(Records)
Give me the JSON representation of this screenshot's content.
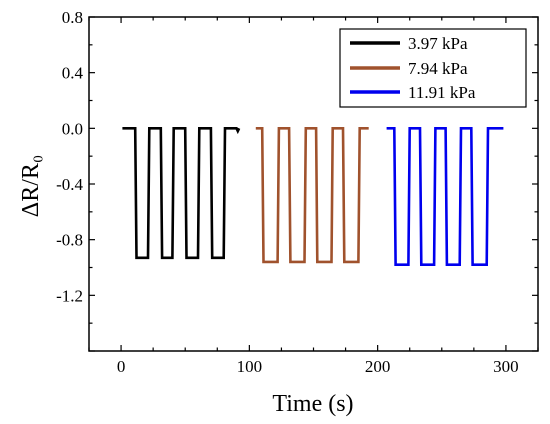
{
  "chart_data": {
    "type": "line",
    "xlabel": "Time (s)",
    "ylabel": "ΔR/R₀",
    "xlim": [
      -25,
      325
    ],
    "ylim": [
      -1.6,
      0.8
    ],
    "xticks": [
      0,
      100,
      200,
      300
    ],
    "yticks": [
      -1.2,
      -0.8,
      -0.4,
      0.0,
      0.4,
      0.8
    ],
    "ytick_labels": [
      "-1.2",
      "-0.8",
      "-0.4",
      "0.0",
      "0.4",
      "0.8"
    ],
    "legend_position": "top-right",
    "grid": false,
    "series": [
      {
        "name": "3.97 kPa",
        "color": "#000000",
        "x": [
          1,
          11,
          12,
          21,
          22,
          31,
          32,
          40,
          41,
          50,
          51,
          60,
          61,
          70,
          71,
          80,
          81,
          90,
          91,
          92
        ],
        "y": [
          0.0,
          0.0,
          -0.93,
          -0.93,
          0.0,
          0.0,
          -0.93,
          -0.93,
          0.0,
          0.0,
          -0.93,
          -0.93,
          0.0,
          0.0,
          -0.93,
          -0.93,
          0.0,
          0.0,
          -0.02,
          0.0
        ]
      },
      {
        "name": "7.94 kPa",
        "color": "#a0522d",
        "x": [
          105,
          110,
          111,
          122,
          123,
          131,
          132,
          143,
          144,
          152,
          153,
          164,
          165,
          173,
          174,
          185,
          186,
          193
        ],
        "y": [
          0.0,
          0.0,
          -0.96,
          -0.96,
          0.0,
          0.0,
          -0.96,
          -0.96,
          0.0,
          0.0,
          -0.96,
          -0.96,
          0.0,
          0.0,
          -0.96,
          -0.96,
          0.0,
          0.0
        ]
      },
      {
        "name": "11.91 kPa",
        "color": "#0000ee",
        "x": [
          207,
          213,
          214,
          224,
          225,
          233,
          234,
          244,
          245,
          253,
          254,
          264,
          265,
          273,
          274,
          285,
          286,
          298
        ],
        "y": [
          0.0,
          0.0,
          -0.98,
          -0.98,
          0.0,
          0.0,
          -0.98,
          -0.98,
          0.0,
          0.0,
          -0.98,
          -0.98,
          0.0,
          0.0,
          -0.98,
          -0.98,
          0.0,
          0.0
        ]
      }
    ]
  }
}
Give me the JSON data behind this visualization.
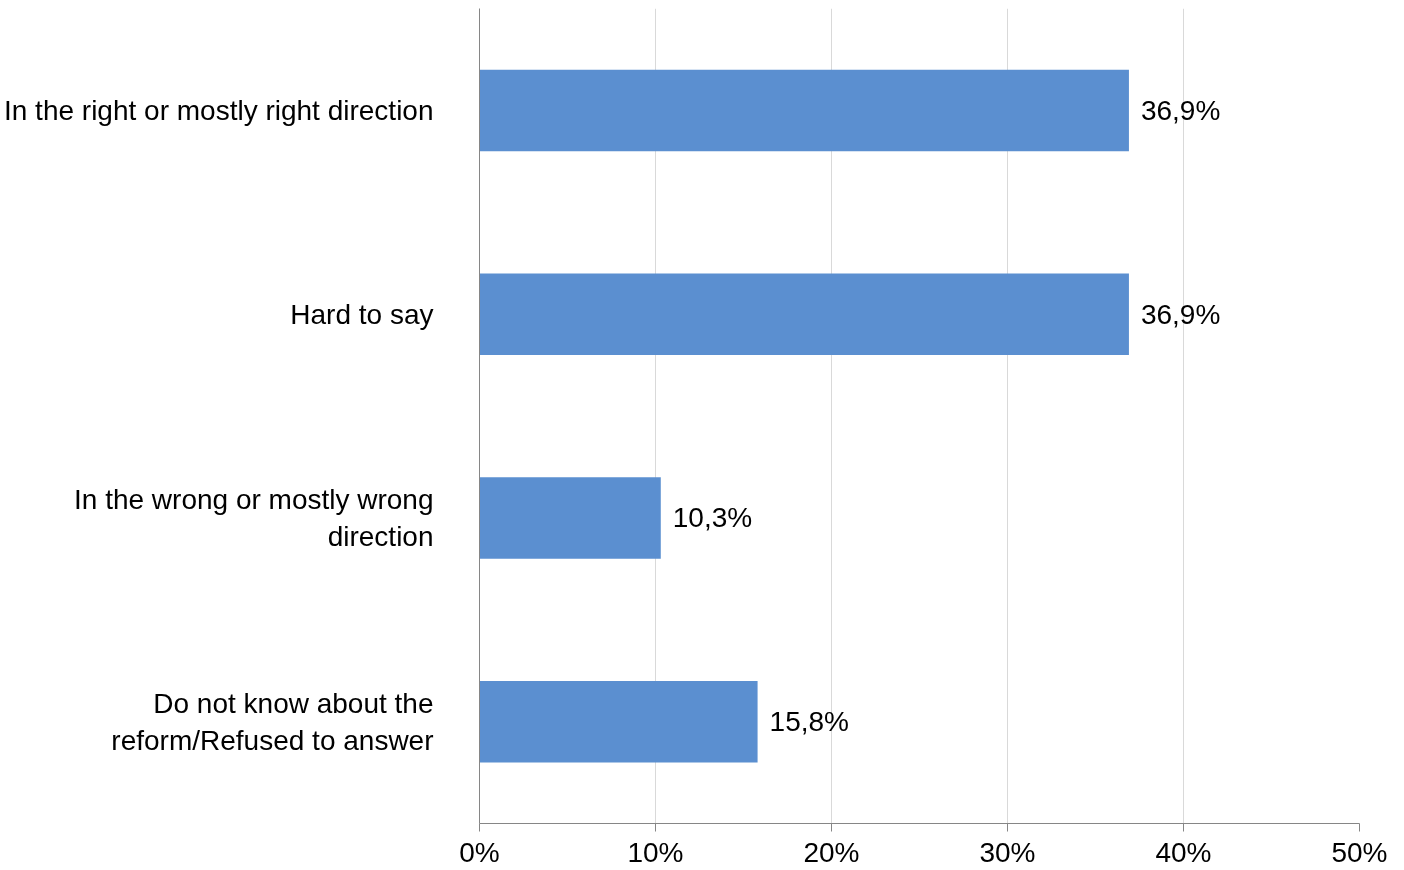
{
  "chart_data": {
    "type": "bar",
    "orientation": "horizontal",
    "categories": [
      "In the right or mostly right direction",
      "Hard to say",
      "In the wrong or mostly wrong\ndirection",
      "Do not know about the\nreform/Refused to answer"
    ],
    "values": [
      36.9,
      36.9,
      10.3,
      15.8
    ],
    "value_labels": [
      "36,9%",
      "36,9%",
      "10,3%",
      "15,8%"
    ],
    "color": "#5b8fd0",
    "xlim": [
      0,
      50
    ],
    "xticks": [
      {
        "value": 0,
        "label": "0%"
      },
      {
        "value": 10,
        "label": "10%"
      },
      {
        "value": 20,
        "label": "20%"
      },
      {
        "value": 30,
        "label": "30%"
      },
      {
        "value": 40,
        "label": "40%"
      },
      {
        "value": 50,
        "label": "50%"
      }
    ],
    "grid": "x"
  }
}
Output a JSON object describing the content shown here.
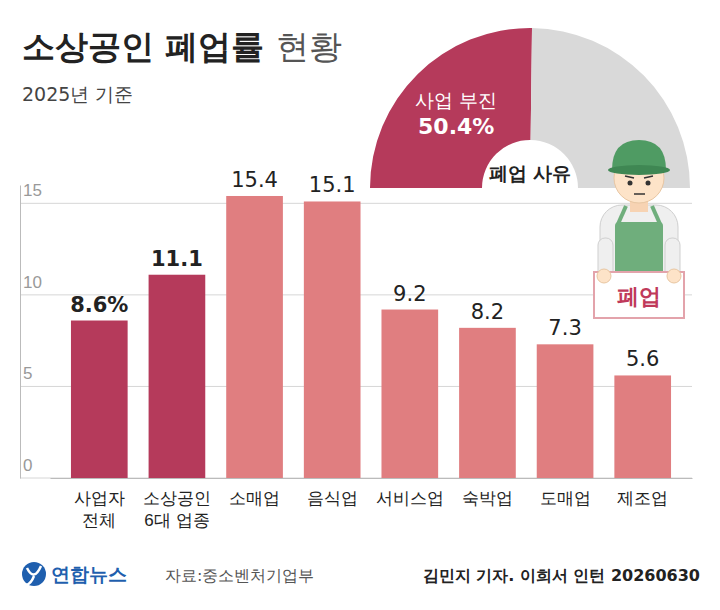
{
  "chart_data": [
    {
      "type": "bar",
      "title": "소상공인 폐업률 현황",
      "subtitle": "2025년 기준",
      "categories": [
        "사업자 전체",
        "소상공인 6대 업종",
        "소매업",
        "음식업",
        "서비스업",
        "숙박업",
        "도매업",
        "제조업"
      ],
      "values": [
        8.6,
        11.1,
        15.4,
        15.1,
        9.2,
        8.2,
        7.3,
        5.6
      ],
      "value_labels": [
        "8.6%",
        "11.1",
        "15.4",
        "15.1",
        "9.2",
        "8.2",
        "7.3",
        "5.6"
      ],
      "colors": [
        "#b53a5b",
        "#b53a5b",
        "#e07e80",
        "#e07e80",
        "#e07e80",
        "#e07e80",
        "#e07e80",
        "#e07e80"
      ],
      "ylim": [
        0,
        16
      ],
      "yticks": [
        0,
        5,
        10,
        15
      ],
      "grid": true,
      "data_labels": true
    },
    {
      "type": "half_donut",
      "title": "폐업 사유",
      "categories": [
        "사업 부진",
        null
      ],
      "values": [
        50.4,
        49.6
      ],
      "value_labels": [
        "50.4%",
        null
      ],
      "colors": [
        "#b53a5b",
        "#d9d9d9"
      ],
      "data_labels": true
    }
  ],
  "illustration": {
    "sign": "폐업"
  },
  "footer": {
    "logo": "연합뉴스",
    "source": "자료:중소벤처기업부",
    "credit": "김민지 기자. 이희서 인턴 20260630"
  }
}
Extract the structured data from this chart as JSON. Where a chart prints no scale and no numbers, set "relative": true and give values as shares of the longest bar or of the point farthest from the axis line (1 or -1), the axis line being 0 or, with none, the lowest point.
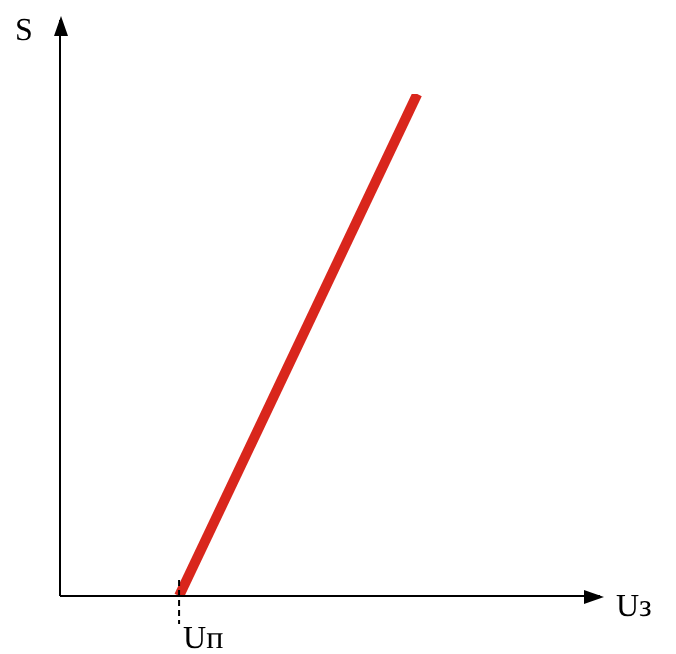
{
  "chart_data": {
    "type": "line",
    "relative": true,
    "xlabel": "Uз",
    "ylabel": "S",
    "categories": [
      null,
      null,
      null,
      null,
      null,
      null,
      null,
      null,
      null,
      null,
      null,
      null,
      null,
      null
    ],
    "series": [
      {
        "color": "#d9261c",
        "values": [
          null,
          null,
          null,
          0,
          null,
          null,
          null,
          null,
          null,
          1,
          null,
          null,
          null,
          null
        ]
      }
    ],
    "annotations": [
      "Uп"
    ],
    "tick_labels": false,
    "legend": false,
    "marker": "none",
    "line_style": "solid"
  }
}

* [TASK TO COMPLETE]
Reproduce verbatim, and only, the lines starting at the one that contains "Extract the structured" and ending with the final line of the records; leave out the pictures.

* [SOLUTION FOR THIS TASK]
Extract the structured data from this chart as JSON. Where a chart prints no scale and no numbers, set "relative": true and give values as shares of the longest bar or of the point farthest from the axis line (1 or -1), the axis line being 0 or, with none, the lowest point.
{
  "chart_data": {
    "type": "line",
    "relative": true,
    "xlabel": "Uз",
    "ylabel": "S",
    "categories": [
      null,
      null,
      null,
      null,
      null,
      null,
      null,
      null,
      null,
      null,
      null,
      null,
      null,
      null
    ],
    "series": [
      {
        "color": "#d9261c",
        "values": [
          null,
          null,
          null,
          0,
          null,
          null,
          null,
          null,
          null,
          1,
          null,
          null,
          null,
          null
        ]
      }
    ],
    "annotations": [
      "Uп"
    ],
    "tick_labels": false,
    "legend": false,
    "marker": "none",
    "line_style": "solid"
  }
}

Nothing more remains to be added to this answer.